SET PROBLEM: Copy all of the material exactly. Pictures are not to appear in the copy.

=====

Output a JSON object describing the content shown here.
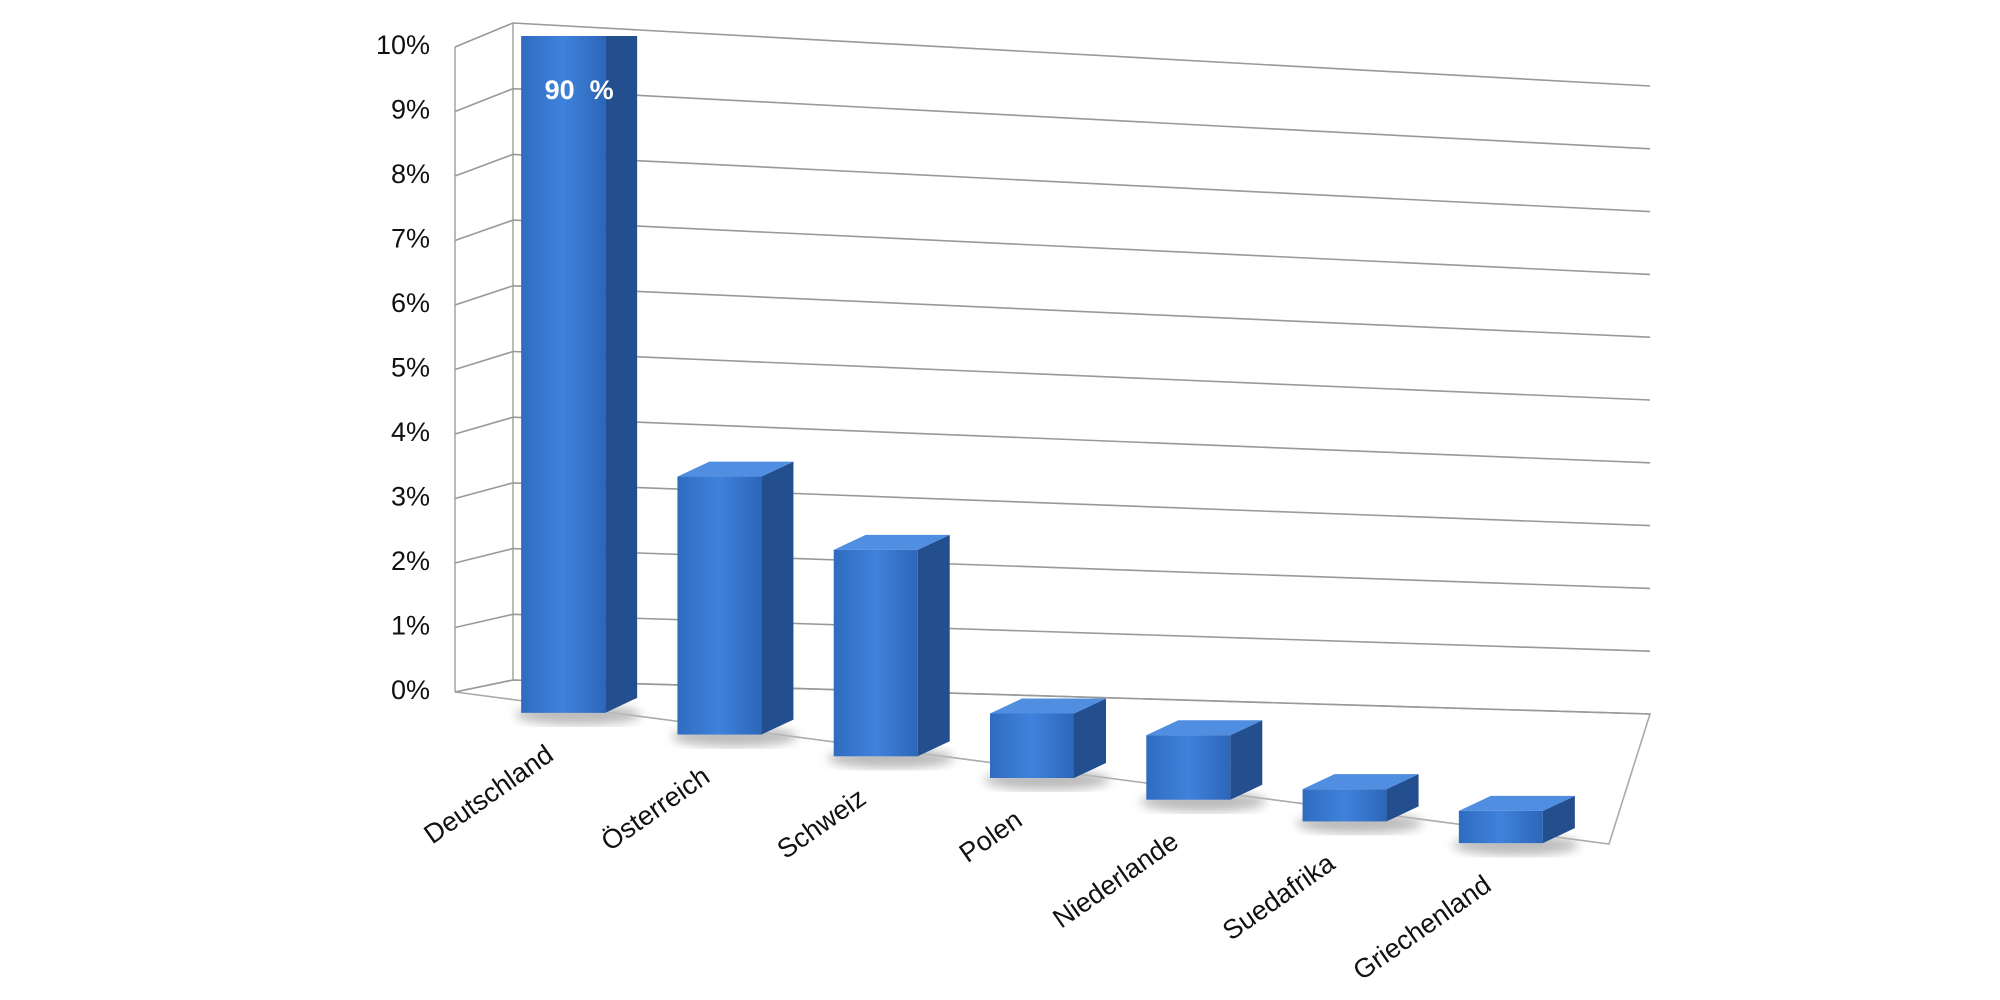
{
  "chart_data": {
    "type": "bar3d",
    "categories": [
      "Deutschland",
      "Österreich",
      "Schweiz",
      "Polen",
      "Niederlande",
      "Suedafrika",
      "Griechenland"
    ],
    "values": [
      90,
      4.0,
      3.2,
      1.0,
      1.0,
      0.5,
      0.5
    ],
    "value_labels": [
      "90  %",
      null,
      null,
      null,
      null,
      null,
      null
    ],
    "color": "#3a7bd5",
    "ylim": [
      0,
      10
    ],
    "yticks": [
      {
        "value": 0,
        "label": "0%"
      },
      {
        "value": 1,
        "label": "1%"
      },
      {
        "value": 2,
        "label": "2%"
      },
      {
        "value": 3,
        "label": "3%"
      },
      {
        "value": 4,
        "label": "4%"
      },
      {
        "value": 5,
        "label": "5%"
      },
      {
        "value": 6,
        "label": "6%"
      },
      {
        "value": 7,
        "label": "7%"
      },
      {
        "value": 8,
        "label": "8%"
      },
      {
        "value": 9,
        "label": "9%"
      },
      {
        "value": 10,
        "label": "10%"
      }
    ],
    "grid": true
  }
}
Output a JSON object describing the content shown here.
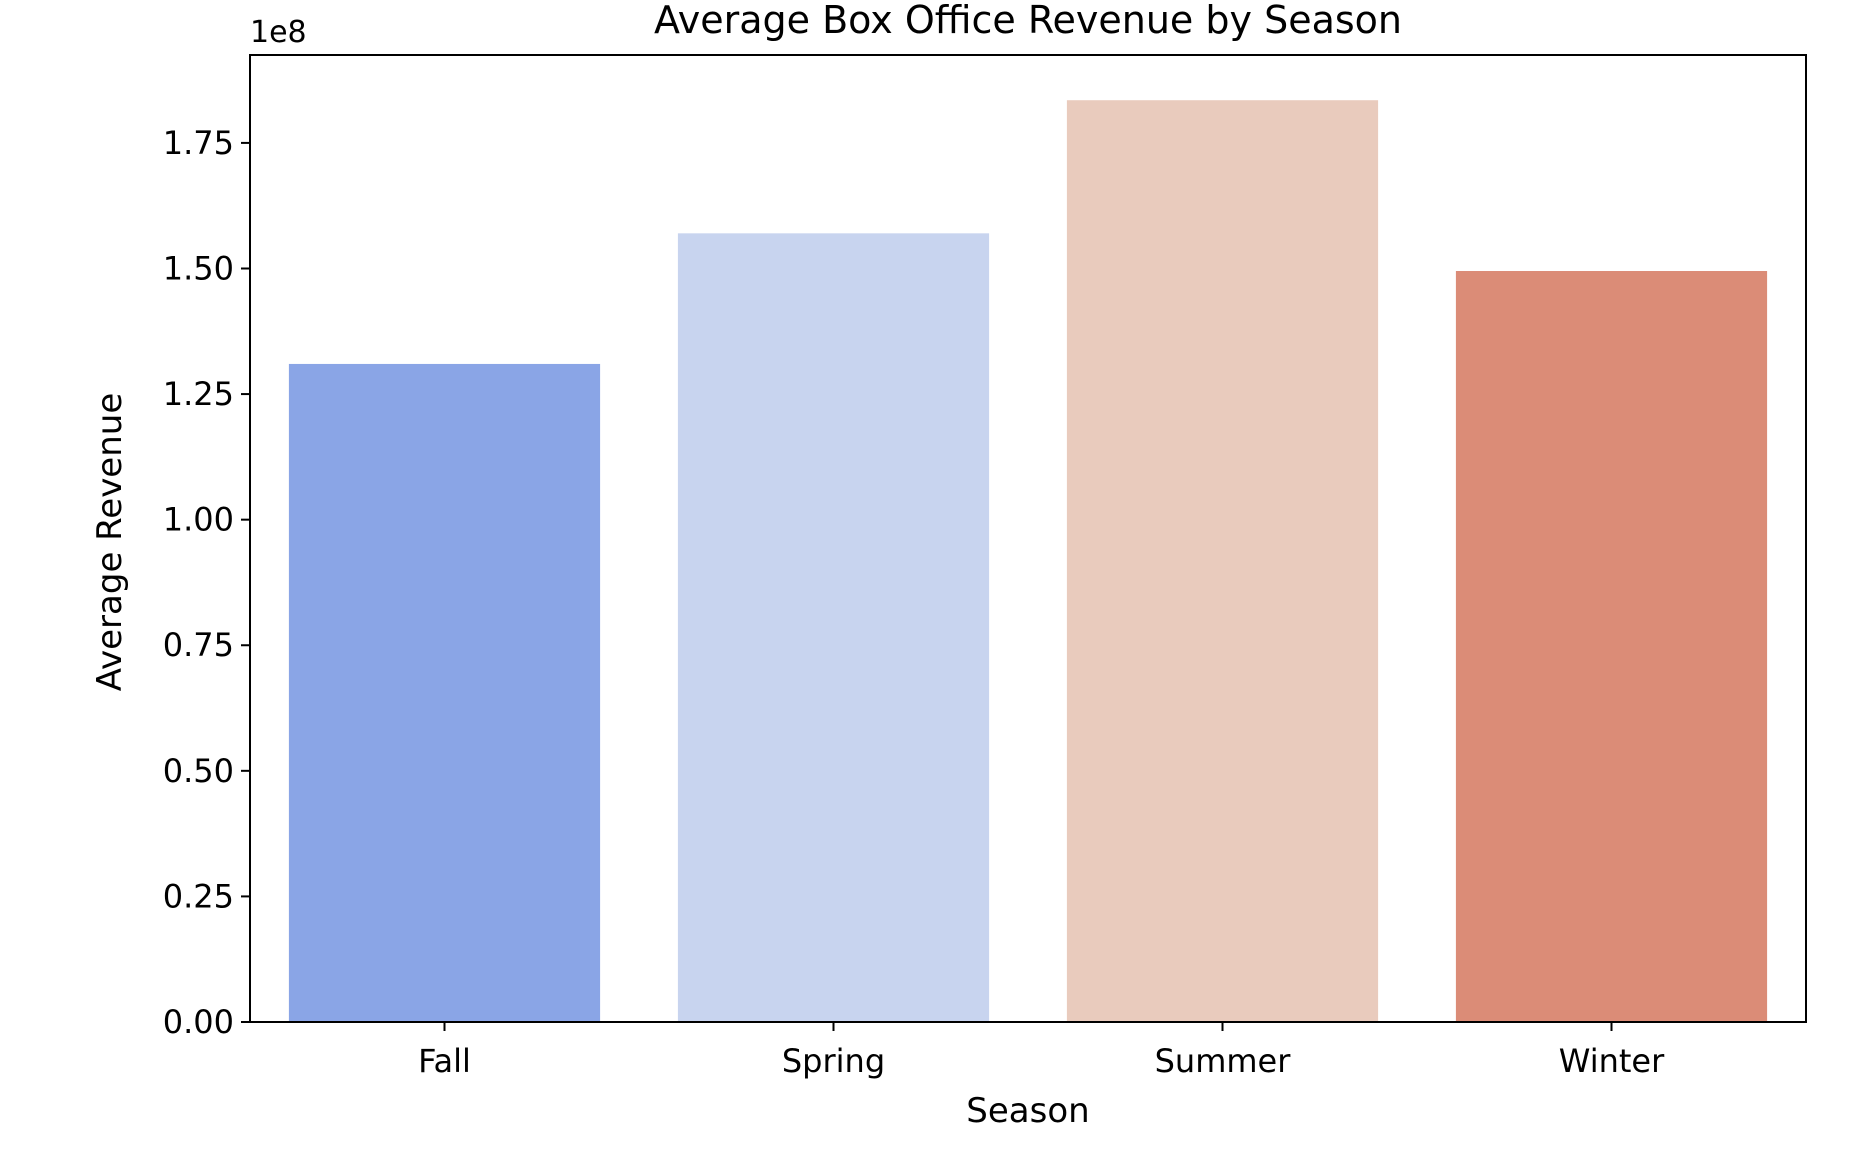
{
  "chart_data": {
    "type": "bar",
    "title": "Average Box Office Revenue by Season",
    "xlabel": "Season",
    "ylabel": "Average Revenue",
    "y_offset_label": "1e8",
    "y_scale": 100000000,
    "categories": [
      "Fall",
      "Spring",
      "Summer",
      "Winter"
    ],
    "values": [
      131000000,
      157000000,
      183500000,
      149500000
    ],
    "ylim": [
      0,
      192500000
    ],
    "y_ticks": [
      0,
      25000000,
      50000000,
      75000000,
      100000000,
      125000000,
      150000000,
      175000000
    ],
    "y_tick_labels": [
      "0.00",
      "0.25",
      "0.50",
      "0.75",
      "1.00",
      "1.25",
      "1.50",
      "1.75"
    ],
    "colors": [
      "#8aa5e6",
      "#c8d4ef",
      "#e9cbbd",
      "#db8c77"
    ],
    "grid": false,
    "legend": "none"
  }
}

=====

CORRECT RESULT:
Output a JSON object describing the content shown here.
{
  "chart_data": {
    "type": "bar3d",
    "categories": [
      "Deutschland",
      "Österreich",
      "Schweiz",
      "Polen",
      "Niederlande",
      "Suedafrika",
      "Griechenland"
    ],
    "values": [
      90,
      4.0,
      3.2,
      1.0,
      1.0,
      0.5,
      0.5
    ],
    "value_labels": [
      "90  %",
      null,
      null,
      null,
      null,
      null,
      null
    ],
    "color": "#3a7bd5",
    "ylim": [
      0,
      10
    ],
    "yticks": [
      {
        "value": 0,
        "label": "0%"
      },
      {
        "value": 1,
        "label": "1%"
      },
      {
        "value": 2,
        "label": "2%"
      },
      {
        "value": 3,
        "label": "3%"
      },
      {
        "value": 4,
        "label": "4%"
      },
      {
        "value": 5,
        "label": "5%"
      },
      {
        "value": 6,
        "label": "6%"
      },
      {
        "value": 7,
        "label": "7%"
      },
      {
        "value": 8,
        "label": "8%"
      },
      {
        "value": 9,
        "label": "9%"
      },
      {
        "value": 10,
        "label": "10%"
      }
    ],
    "grid": true
  }
}
Output a JSON object describing the content shown here.
{
  "chart_data": {
    "type": "bar",
    "title": "Average Box Office Revenue by Season",
    "xlabel": "Season",
    "ylabel": "Average Revenue",
    "y_offset_label": "1e8",
    "y_scale": 100000000,
    "categories": [
      "Fall",
      "Spring",
      "Summer",
      "Winter"
    ],
    "values": [
      131000000,
      157000000,
      183500000,
      149500000
    ],
    "ylim": [
      0,
      192500000
    ],
    "y_ticks": [
      0,
      25000000,
      50000000,
      75000000,
      100000000,
      125000000,
      150000000,
      175000000
    ],
    "y_tick_labels": [
      "0.00",
      "0.25",
      "0.50",
      "0.75",
      "1.00",
      "1.25",
      "1.50",
      "1.75"
    ],
    "colors": [
      "#8aa5e6",
      "#c8d4ef",
      "#e9cbbd",
      "#db8c77"
    ],
    "grid": false,
    "legend": "none"
  }
}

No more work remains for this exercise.